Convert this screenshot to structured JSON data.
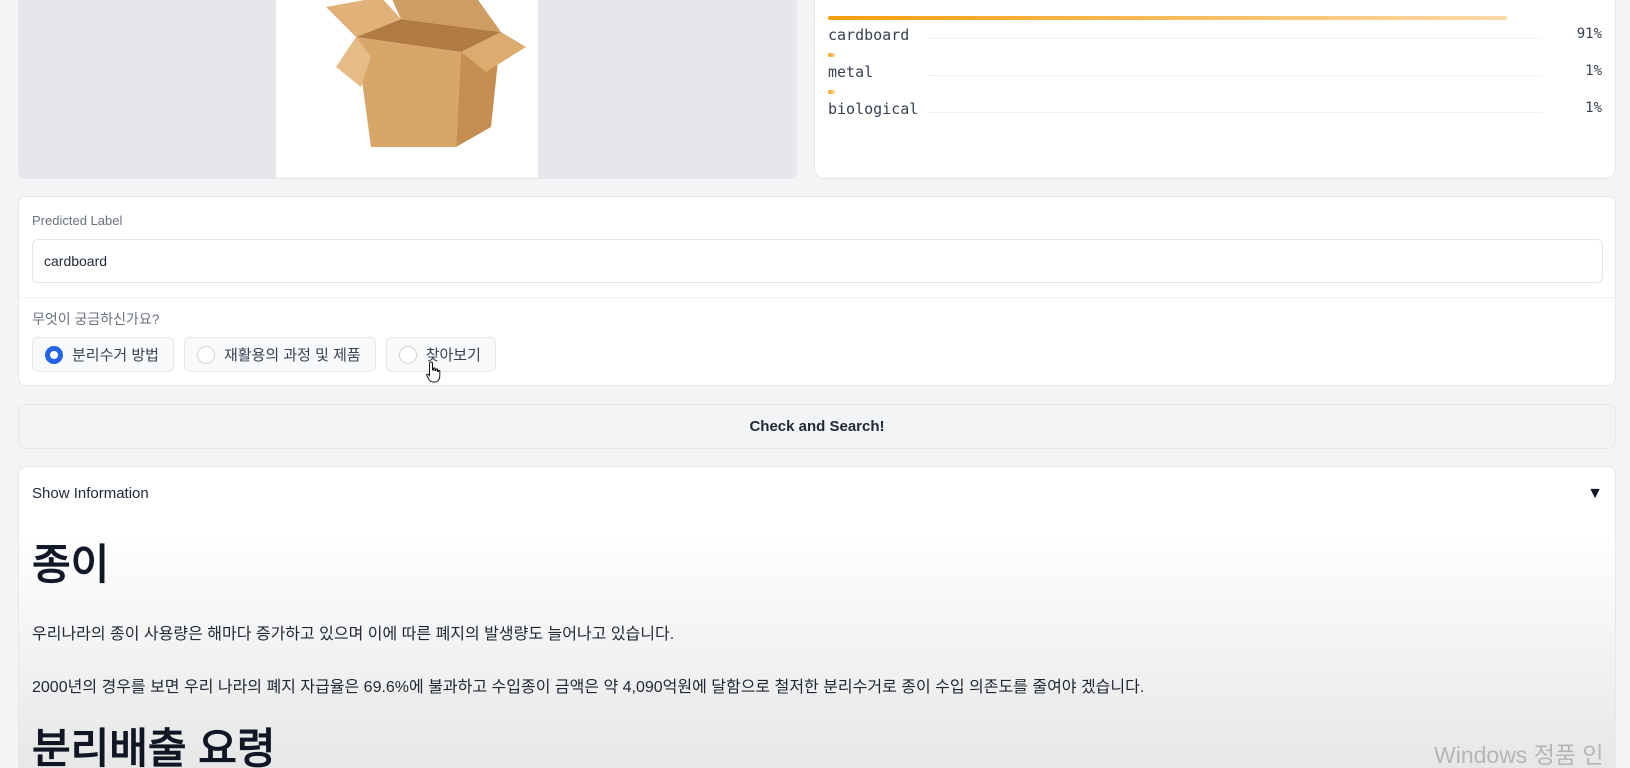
{
  "image_panel": {
    "image_icon": "cardboard-box-image"
  },
  "label_panel": {
    "confidences": [
      {
        "label": "cardboard",
        "percent_text": "91%",
        "value": 0.91
      },
      {
        "label": "metal",
        "percent_text": "1%",
        "value": 0.01
      },
      {
        "label": "biological",
        "percent_text": "1%",
        "value": 0.01
      }
    ]
  },
  "form": {
    "predicted_label_title": "Predicted Label",
    "predicted_label_value": "cardboard",
    "question": "무엇이 궁금하신가요?",
    "options": [
      {
        "label": "분리수거 방법",
        "checked": true
      },
      {
        "label": "재활용의 과정 및 제품",
        "checked": false
      },
      {
        "label": "찾아보기",
        "checked": false
      }
    ]
  },
  "button": {
    "label": "Check and Search!"
  },
  "info": {
    "header": "Show Information",
    "toggle_icon": "▼",
    "title": "종이",
    "para1": "우리나라의 종이 사용량은 해마다 증가하고 있으며 이에 따른 폐지의 발생량도 늘어나고 있습니다.",
    "para2": "2000년의 경우를 보면 우리 나라의 폐지 자급율은 69.6%에 불과하고 수입종이 금액은 약 4,090억원에 달함으로 철저한 분리수거로 종이 수입 의존도를 줄여야 겠습니다.",
    "subtitle": "분리배출 요령"
  },
  "watermark": "Windows 정품 인",
  "colors": {
    "accent": "#2563eb",
    "bar": "#f59e0b"
  }
}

*-*-*

## What is expected
Say only how many lines in the records carry the word "cardboard".

## The output
3